▸ EXERCISE GOAL:
Every record below should be transcribed exactly. Omit the images.

Stored items from a collection
:::::
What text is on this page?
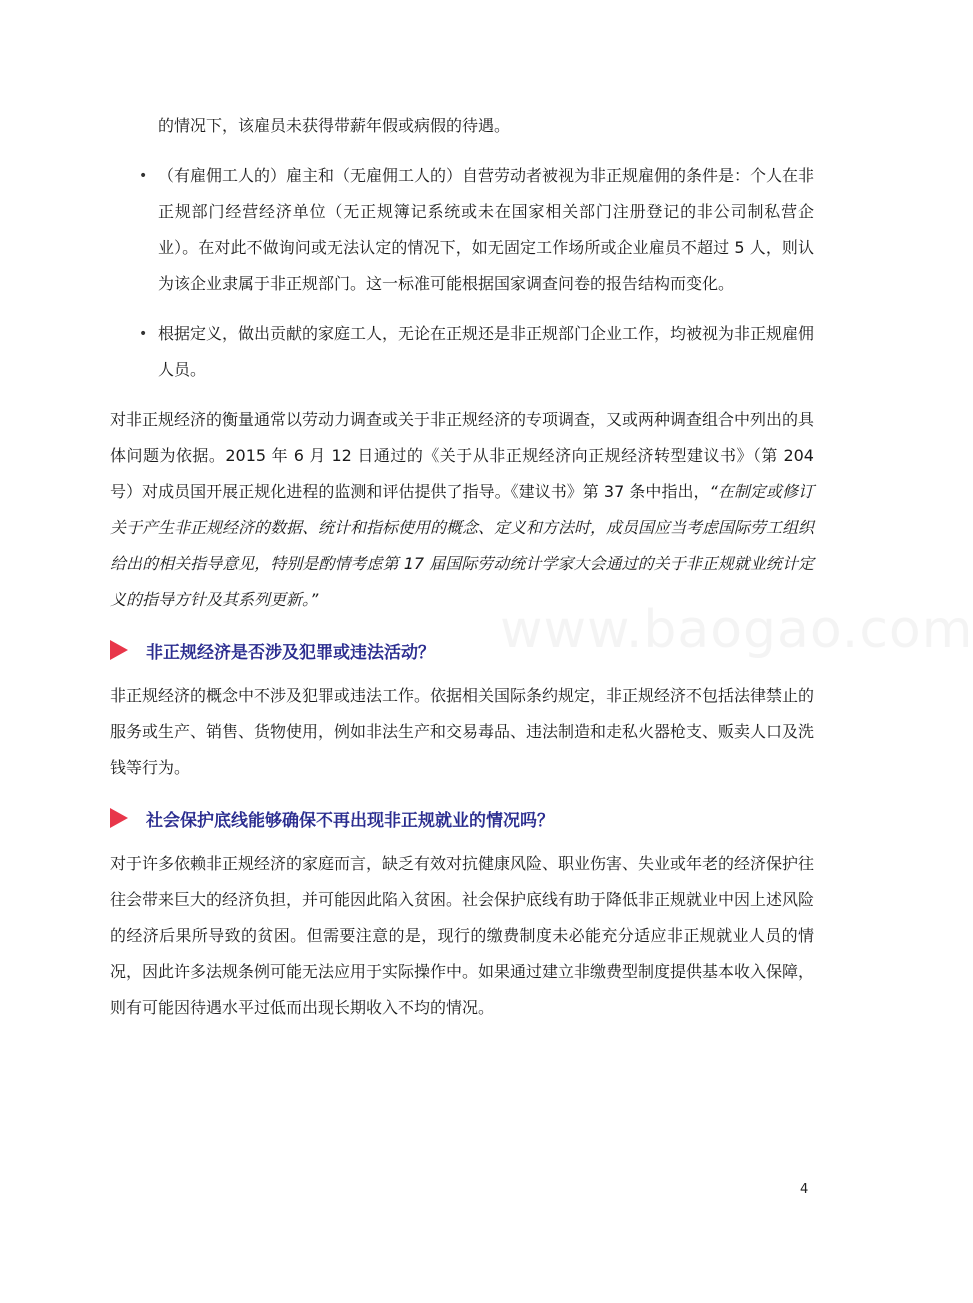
的情况下，该雇员未获得带薪年假或病假的待遇。

• （有雇佣工人的）雇主和（无雇佣工人的）自营劳动者被视为非正规雇佣的条件是：个人在非正规部门经营经济单位（无正规簿记系统或未在国家相关部门注册登记的非公司制私营企业）。在对此不做询问或无法认定的情况下，如无固定工作场所或企业雇员不超过 5 人，则认为该企业隶属于非正规部门。这一标准可能根据国家调查问卷的报告结构而变化。
• 根据定义，做出贡献的家庭工人，无论在正规还是非正规部门企业工作，均被视为非正规雇佣人员。

对非正规经济的衡量通常以劳动力调查或关于非正规经济的专项调查，又或两种调查组合中列出的具体问题为依据。2015 年 6 月 12 日通过的《关于从非正规经济向正规经济转型建议书》（第 204 号）对成员国开展正规化进程的监测和评估提供了指导。《建议书》第 37 条中指出，“在制定或修订关于产生非正规经济的数据、统计和指标使用的概念、定义和方法时，成员国应当考虑国际劳工组织给出的相关指导意见，特别是酌情考虑第 17 届国际劳动统计学家大会通过的关于非正规就业统计定义的指导方针及其系列更新。”

非正规经济是否涉及犯罪或违法活动？

非正规经济的概念中不涉及犯罪或违法工作。依据相关国际条约规定，非正规经济不包括法律禁止的服务或生产、销售、货物使用，例如非法生产和交易毒品、违法制造和走私火器枪支、贩卖人口及洗钱等行为。

社会保护底线能够确保不再出现非正规就业的情况吗？

对于许多依赖非正规经济的家庭而言，缺乏有效对抗健康风险、职业伤害、失业或年老的经济保护往往会带来巨大的经济负担，并可能因此陷入贫困。社会保护底线有助于降低非正规就业中因上述风险的经济后果所导致的贫困。但需要注意的是，现行的缴费制度未必能充分适应非正规就业人员的情况，因此许多法规条例可能无法应用于实际操作中。如果通过建立非缴费型制度提供基本收入保障，则有可能因待遇水平过低而出现长期收入不均的情况。

www.baogao.com
4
:::::
▸ FULL SOLUTION:
What text is on this page?
的情况下，该雇员未获得带薪年假或病假的待遇。

• （有雇佣工人的）雇主和（无雇佣工人的）自营劳动者被视为非正规雇佣的条件是：个人在非正规部门经营经济单位（无正规簿记系统或未在国家相关部门注册登记的非公司制私营企业）。在对此不做询问或无法认定的情况下，如无固定工作场所或企业雇员不超过 5 人，则认为该企业隶属于非正规部门。这一标准可能根据国家调查问卷的报告结构而变化。
• 根据定义，做出贡献的家庭工人，无论在正规还是非正规部门企业工作，均被视为非正规雇佣人员。

对非正规经济的衡量通常以劳动力调查或关于非正规经济的专项调查，又或两种调查组合中列出的具体问题为依据。2015 年 6 月 12 日通过的《关于从非正规经济向正规经济转型建议书》（第 204 号）对成员国开展正规化进程的监测和评估提供了指导。《建议书》第 37 条中指出，“在制定或修订关于产生非正规经济的数据、统计和指标使用的概念、定义和方法时，成员国应当考虑国际劳工组织给出的相关指导意见，特别是酌情考虑第 17 届国际劳动统计学家大会通过的关于非正规就业统计定义的指导方针及其系列更新。”

非正规经济是否涉及犯罪或违法活动？

非正规经济的概念中不涉及犯罪或违法工作。依据相关国际条约规定，非正规经济不包括法律禁止的服务或生产、销售、货物使用，例如非法生产和交易毒品、违法制造和走私火器枪支、贩卖人口及洗钱等行为。

社会保护底线能够确保不再出现非正规就业的情况吗？

对于许多依赖非正规经济的家庭而言，缺乏有效对抗健康风险、职业伤害、失业或年老的经济保护往往会带来巨大的经济负担，并可能因此陷入贫困。社会保护底线有助于降低非正规就业中因上述风险的经济后果所导致的贫困。但需要注意的是，现行的缴费制度未必能充分适应非正规就业人员的情况，因此许多法规条例可能无法应用于实际操作中。如果通过建立非缴费型制度提供基本收入保障，则有可能因待遇水平过低而出现长期收入不均的情况。

www.baogao.com
4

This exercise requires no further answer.